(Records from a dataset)
☆ ☆ ☆ ☆ ☆
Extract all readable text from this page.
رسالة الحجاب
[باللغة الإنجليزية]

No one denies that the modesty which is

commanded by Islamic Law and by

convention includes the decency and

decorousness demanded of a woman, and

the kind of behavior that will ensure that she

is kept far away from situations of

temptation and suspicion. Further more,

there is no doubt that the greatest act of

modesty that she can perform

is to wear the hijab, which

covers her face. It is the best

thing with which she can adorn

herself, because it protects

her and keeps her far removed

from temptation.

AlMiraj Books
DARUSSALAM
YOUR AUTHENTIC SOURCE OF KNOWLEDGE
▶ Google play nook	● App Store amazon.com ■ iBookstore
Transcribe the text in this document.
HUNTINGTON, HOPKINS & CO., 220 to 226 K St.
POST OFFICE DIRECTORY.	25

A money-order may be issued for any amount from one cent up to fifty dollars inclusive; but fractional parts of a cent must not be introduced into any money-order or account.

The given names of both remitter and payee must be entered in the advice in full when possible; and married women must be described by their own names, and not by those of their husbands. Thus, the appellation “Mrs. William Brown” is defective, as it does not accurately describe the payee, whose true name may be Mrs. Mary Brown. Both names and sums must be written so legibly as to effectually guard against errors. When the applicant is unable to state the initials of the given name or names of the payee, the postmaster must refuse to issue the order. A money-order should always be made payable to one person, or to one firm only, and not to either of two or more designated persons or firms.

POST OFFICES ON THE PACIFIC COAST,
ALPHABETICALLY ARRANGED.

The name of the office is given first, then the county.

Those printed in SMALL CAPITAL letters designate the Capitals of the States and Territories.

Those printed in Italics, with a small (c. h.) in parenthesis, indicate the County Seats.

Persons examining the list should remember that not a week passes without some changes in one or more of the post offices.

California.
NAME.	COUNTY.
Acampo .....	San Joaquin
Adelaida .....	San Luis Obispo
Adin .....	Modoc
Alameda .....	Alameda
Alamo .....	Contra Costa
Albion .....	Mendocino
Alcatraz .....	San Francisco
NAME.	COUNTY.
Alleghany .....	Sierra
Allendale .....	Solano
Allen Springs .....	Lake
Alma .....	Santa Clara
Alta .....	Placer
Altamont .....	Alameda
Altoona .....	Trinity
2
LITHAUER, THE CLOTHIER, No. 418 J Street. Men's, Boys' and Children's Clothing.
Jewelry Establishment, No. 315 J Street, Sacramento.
☆ ☆ ☆ ☆ ☆
EXERCISE BRIEF
Only the number is wanted: count the lines of the records that hold the word "printed".

FINAL ANSWER
2